TO BE DONE
Repeat every record below exactly as it appears.

[Extracted records]
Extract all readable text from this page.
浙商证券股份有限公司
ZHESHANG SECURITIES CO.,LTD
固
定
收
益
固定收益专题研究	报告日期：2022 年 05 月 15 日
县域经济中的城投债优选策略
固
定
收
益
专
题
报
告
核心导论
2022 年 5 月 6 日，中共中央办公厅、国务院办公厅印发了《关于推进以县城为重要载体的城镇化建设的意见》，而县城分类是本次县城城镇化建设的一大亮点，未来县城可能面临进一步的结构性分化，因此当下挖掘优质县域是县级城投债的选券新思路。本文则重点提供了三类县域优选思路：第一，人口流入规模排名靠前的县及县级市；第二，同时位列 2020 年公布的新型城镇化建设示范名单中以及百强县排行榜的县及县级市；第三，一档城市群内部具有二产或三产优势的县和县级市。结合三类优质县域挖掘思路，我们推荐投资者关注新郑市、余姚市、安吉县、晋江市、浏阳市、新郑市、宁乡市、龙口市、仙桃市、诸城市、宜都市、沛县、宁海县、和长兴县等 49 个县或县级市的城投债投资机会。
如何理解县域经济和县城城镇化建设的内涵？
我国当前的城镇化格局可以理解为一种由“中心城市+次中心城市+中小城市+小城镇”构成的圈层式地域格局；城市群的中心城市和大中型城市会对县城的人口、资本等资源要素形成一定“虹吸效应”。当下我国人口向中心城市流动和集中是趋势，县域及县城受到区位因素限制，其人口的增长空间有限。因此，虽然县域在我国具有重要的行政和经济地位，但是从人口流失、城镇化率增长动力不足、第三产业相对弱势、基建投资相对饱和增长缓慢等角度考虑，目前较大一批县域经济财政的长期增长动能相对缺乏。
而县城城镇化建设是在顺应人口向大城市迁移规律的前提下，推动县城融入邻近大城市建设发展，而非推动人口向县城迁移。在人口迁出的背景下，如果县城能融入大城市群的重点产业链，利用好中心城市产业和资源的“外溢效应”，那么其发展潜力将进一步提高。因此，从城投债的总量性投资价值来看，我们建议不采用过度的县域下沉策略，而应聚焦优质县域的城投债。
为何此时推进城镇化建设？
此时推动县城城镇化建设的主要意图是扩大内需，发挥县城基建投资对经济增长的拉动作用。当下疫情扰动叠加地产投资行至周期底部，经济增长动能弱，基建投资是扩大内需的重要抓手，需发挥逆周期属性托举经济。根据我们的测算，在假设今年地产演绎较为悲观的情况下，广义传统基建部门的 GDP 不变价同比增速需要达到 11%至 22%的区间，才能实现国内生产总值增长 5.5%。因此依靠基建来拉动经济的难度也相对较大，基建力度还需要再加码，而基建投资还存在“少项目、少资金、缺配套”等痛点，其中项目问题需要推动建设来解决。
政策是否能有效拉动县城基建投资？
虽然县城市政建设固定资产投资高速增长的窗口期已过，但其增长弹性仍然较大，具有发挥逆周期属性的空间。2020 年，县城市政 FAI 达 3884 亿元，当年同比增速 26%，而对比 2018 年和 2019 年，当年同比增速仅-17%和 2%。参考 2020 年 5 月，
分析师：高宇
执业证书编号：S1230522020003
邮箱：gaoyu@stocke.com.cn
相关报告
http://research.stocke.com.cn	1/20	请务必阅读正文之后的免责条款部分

WRITTEN REPLY
Extract all readable text from this page.
浙商证券股份有限公司
ZHESHANG SECURITIES CO.,LTD
固
定
收
益
固定收益专题研究	报告日期：2022 年 05 月 15 日
县域经济中的城投债优选策略
固
定
收
益
专
题
报
告
核心导论
2022 年 5 月 6 日，中共中央办公厅、国务院办公厅印发了《关于推进以县城为重要载体的城镇化建设的意见》，而县城分类是本次县城城镇化建设的一大亮点，未来县城可能面临进一步的结构性分化，因此当下挖掘优质县域是县级城投债的选券新思路。本文则重点提供了三类县域优选思路：第一，人口流入规模排名靠前的县及县级市；第二，同时位列 2020 年公布的新型城镇化建设示范名单中以及百强县排行榜的县及县级市；第三，一档城市群内部具有二产或三产优势的县和县级市。结合三类优质县域挖掘思路，我们推荐投资者关注新郑市、余姚市、安吉县、晋江市、浏阳市、新郑市、宁乡市、龙口市、仙桃市、诸城市、宜都市、沛县、宁海县、和长兴县等 49 个县或县级市的城投债投资机会。
如何理解县域经济和县城城镇化建设的内涵？
我国当前的城镇化格局可以理解为一种由“中心城市+次中心城市+中小城市+小城镇”构成的圈层式地域格局；城市群的中心城市和大中型城市会对县城的人口、资本等资源要素形成一定“虹吸效应”。当下我国人口向中心城市流动和集中是趋势，县域及县城受到区位因素限制，其人口的增长空间有限。因此，虽然县域在我国具有重要的行政和经济地位，但是从人口流失、城镇化率增长动力不足、第三产业相对弱势、基建投资相对饱和增长缓慢等角度考虑，目前较大一批县域经济财政的长期增长动能相对缺乏。
而县城城镇化建设是在顺应人口向大城市迁移规律的前提下，推动县城融入邻近大城市建设发展，而非推动人口向县城迁移。在人口迁出的背景下，如果县城能融入大城市群的重点产业链，利用好中心城市产业和资源的“外溢效应”，那么其发展潜力将进一步提高。因此，从城投债的总量性投资价值来看，我们建议不采用过度的县域下沉策略，而应聚焦优质县域的城投债。
为何此时推进城镇化建设？
此时推动县城城镇化建设的主要意图是扩大内需，发挥县城基建投资对经济增长的拉动作用。当下疫情扰动叠加地产投资行至周期底部，经济增长动能弱，基建投资是扩大内需的重要抓手，需发挥逆周期属性托举经济。根据我们的测算，在假设今年地产演绎较为悲观的情况下，广义传统基建部门的 GDP 不变价同比增速需要达到 11%至 22%的区间，才能实现国内生产总值增长 5.5%。因此依靠基建来拉动经济的难度也相对较大，基建力度还需要再加码，而基建投资还存在“少项目、少资金、缺配套”等痛点，其中项目问题需要推动建设来解决。
政策是否能有效拉动县城基建投资？
虽然县城市政建设固定资产投资高速增长的窗口期已过，但其增长弹性仍然较大，具有发挥逆周期属性的空间。2020 年，县城市政 FAI 达 3884 亿元，当年同比增速 26%，而对比 2018 年和 2019 年，当年同比增速仅-17%和 2%。参考 2020 年 5 月，
分析师：高宇
执业证书编号：S1230522020003
邮箱：gaoyu@stocke.com.cn
相关报告
http://research.stocke.com.cn	1/20	请务必阅读正文之后的免责条款部分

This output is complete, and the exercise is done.